What the task asks:
From the records below, pull each line that has "device".

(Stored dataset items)
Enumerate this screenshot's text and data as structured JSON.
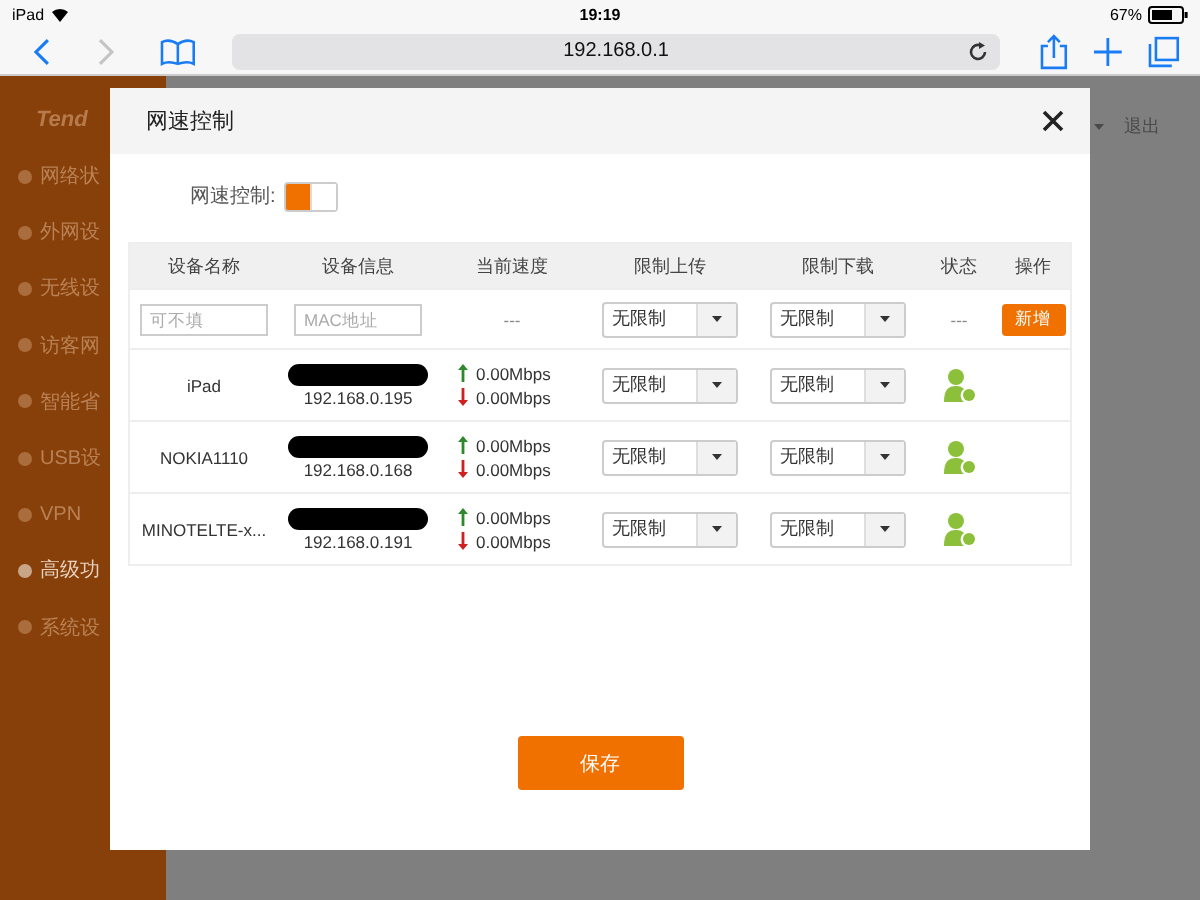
{
  "status_bar": {
    "device": "iPad",
    "time": "19:19",
    "battery": "67%"
  },
  "browser": {
    "back_enabled": true,
    "forward_enabled": false,
    "url": "192.168.0.1"
  },
  "sidebar": {
    "logo": "Tend",
    "items": [
      {
        "label": "网络状",
        "selected": false
      },
      {
        "label": "外网设",
        "selected": false
      },
      {
        "label": "无线设",
        "selected": false
      },
      {
        "label": "访客网",
        "selected": false
      },
      {
        "label": "智能省",
        "selected": false
      },
      {
        "label": "USB设",
        "selected": false
      },
      {
        "label": "VPN",
        "selected": false
      },
      {
        "label": "高级功",
        "selected": true
      },
      {
        "label": "系统设",
        "selected": false
      }
    ]
  },
  "header": {
    "logout": "退出"
  },
  "dialog": {
    "title": "网速控制",
    "toggle": {
      "label": "网速控制:",
      "on": true
    },
    "columns": [
      "设备名称",
      "设备信息",
      "当前速度",
      "限制上传",
      "限制下载",
      "状态",
      "操作"
    ],
    "new_row": {
      "name_placeholder": "可不填",
      "mac_placeholder": "MAC地址",
      "speed": "---",
      "upload": "无限制",
      "download": "无限制",
      "status": "---",
      "action": "新增"
    },
    "rows": [
      {
        "name": "iPad",
        "ip": "192.168.0.195",
        "up": "0.00Mbps",
        "down": "0.00Mbps",
        "upload": "无限制",
        "download": "无限制"
      },
      {
        "name": "NOKIA1110",
        "ip": "192.168.0.168",
        "up": "0.00Mbps",
        "down": "0.00Mbps",
        "upload": "无限制",
        "download": "无限制"
      },
      {
        "name": "MINOTELTE-x...",
        "ip": "192.168.0.191",
        "up": "0.00Mbps",
        "down": "0.00Mbps",
        "upload": "无限制",
        "download": "无限制"
      }
    ],
    "save": "保存"
  }
}
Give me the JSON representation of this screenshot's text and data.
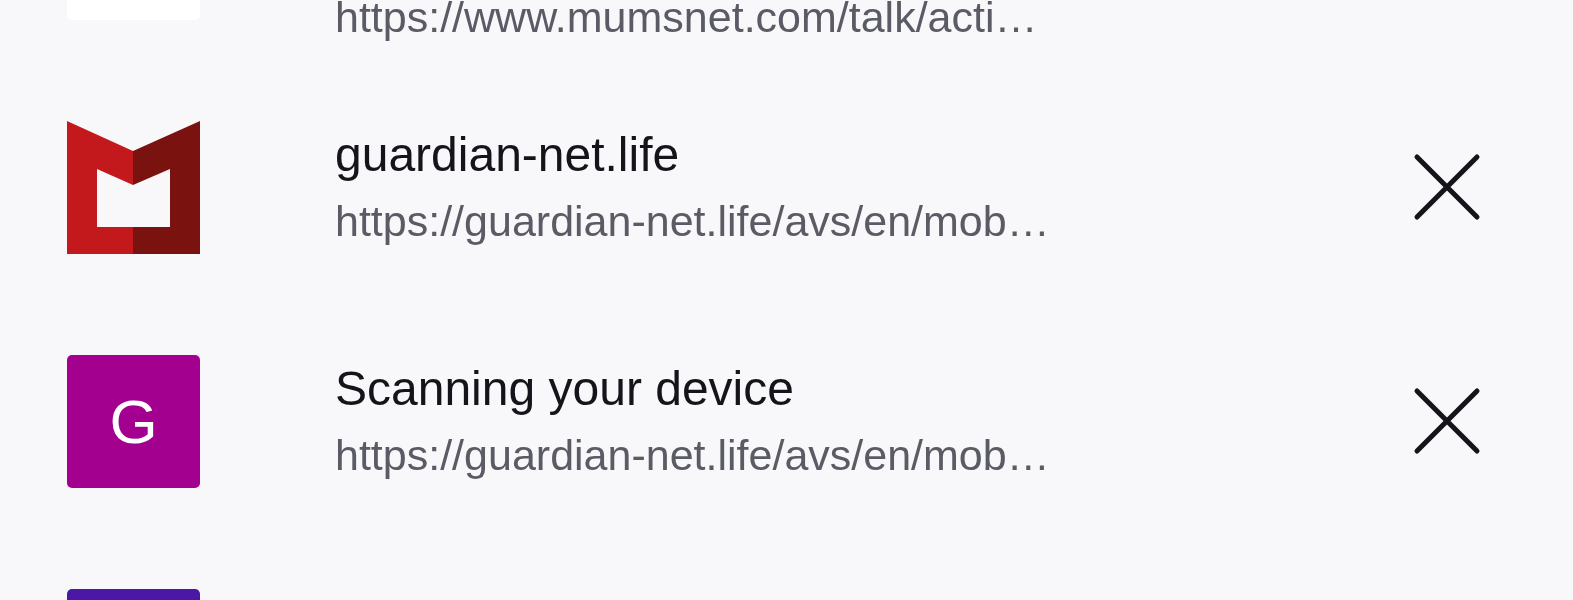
{
  "history": [
    {
      "icon": {
        "kind": "blank",
        "color": "#ffffff"
      },
      "url": "https://www.mumsnet.com/talk/acti…"
    },
    {
      "icon": {
        "kind": "shield",
        "color": "#c4191c"
      },
      "title": "guardian-net.life",
      "url": "https://guardian-net.life/avs/en/mob…",
      "removable": true
    },
    {
      "icon": {
        "kind": "letter",
        "color": "#a3008f",
        "letter": "G"
      },
      "title": "Scanning your device",
      "url": "https://guardian-net.life/avs/en/mob…",
      "removable": true
    },
    {
      "icon": {
        "kind": "blank",
        "color": "#4b17a5"
      }
    }
  ]
}
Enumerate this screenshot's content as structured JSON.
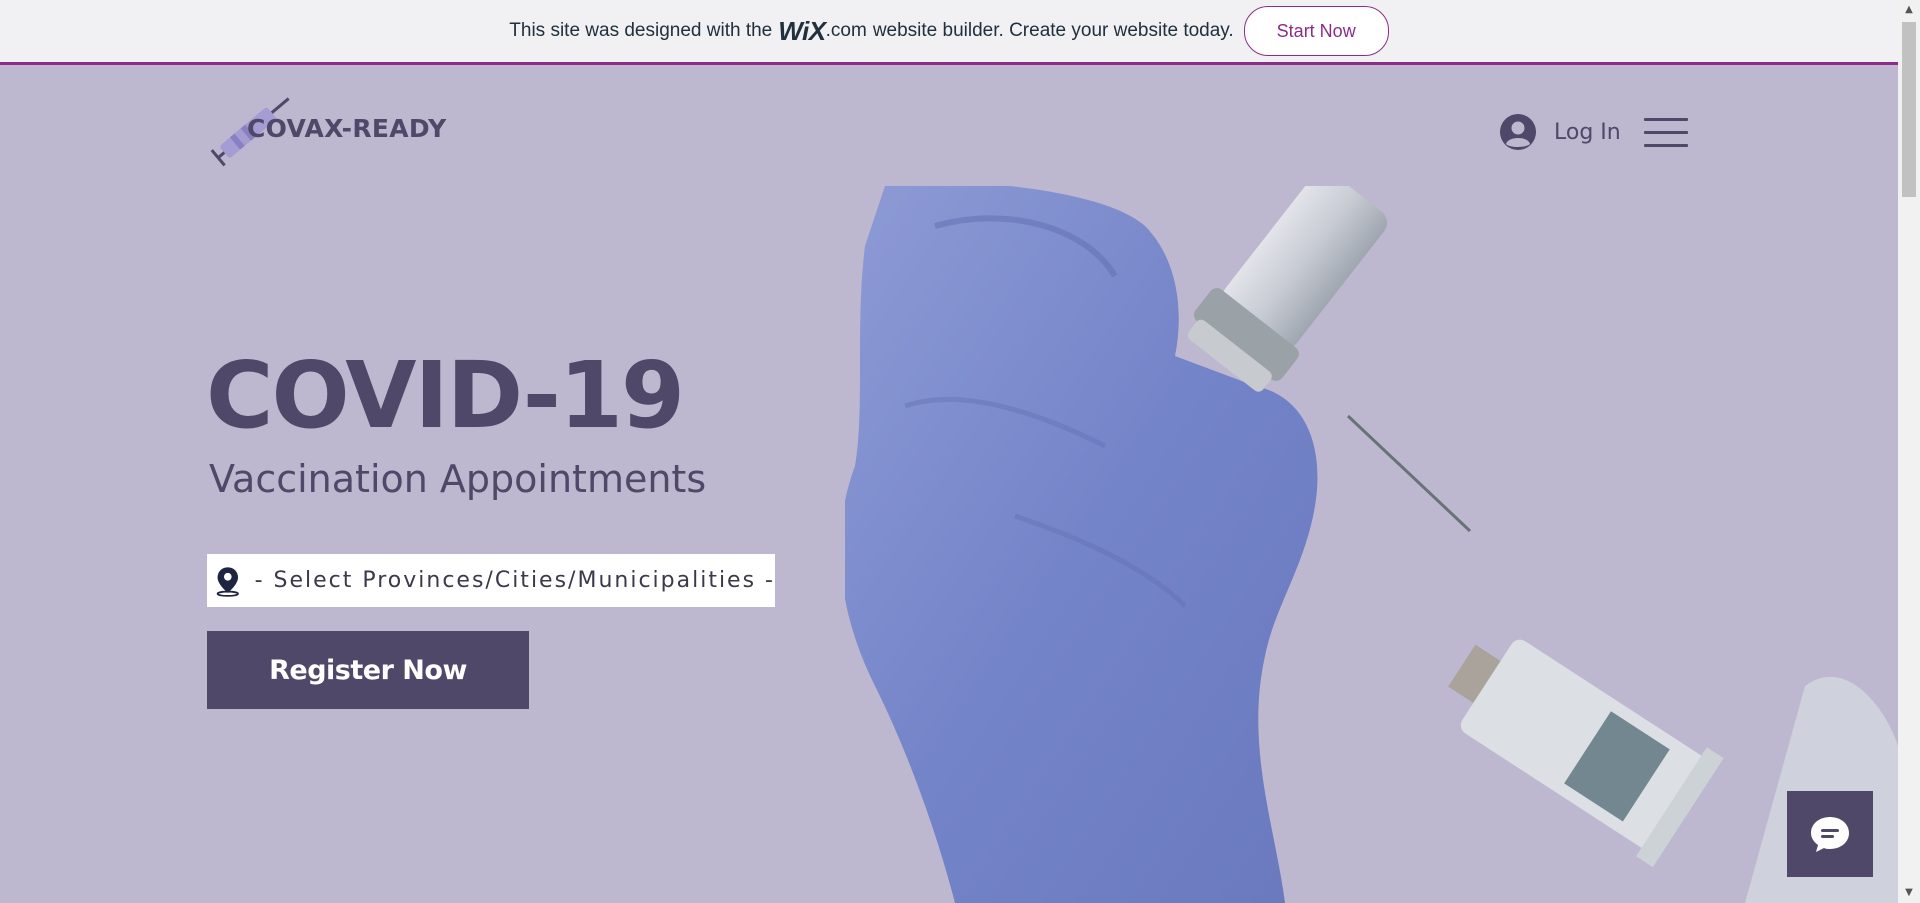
{
  "banner": {
    "text_before": "This site was designed with the",
    "wix_logo": "WiX",
    "text_after_logo": ".com",
    "text_after": "website builder. Create your website today.",
    "cta_label": "Start Now"
  },
  "header": {
    "logo_text": "COVAX-READY",
    "login_label": "Log In",
    "icons": {
      "login": "user-avatar-icon",
      "menu": "hamburger-menu-icon",
      "logo": "syringe-icon"
    }
  },
  "hero": {
    "title": "COVID-19",
    "subtitle": "Vaccination Appointments",
    "location_placeholder": "- Select Provinces/Cities/Municipalities -",
    "location_icon": "location-pin-icon",
    "register_label": "Register Now"
  },
  "chat": {
    "icon": "chat-bubble-icon"
  },
  "colors": {
    "background": "#bdb8cf",
    "primary": "#4f4869",
    "wix_accent": "#8b2c88",
    "banner_bg": "#f1f1f4"
  }
}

Exercise result:
    "device": "iPad",
      "title": "Scanning your device",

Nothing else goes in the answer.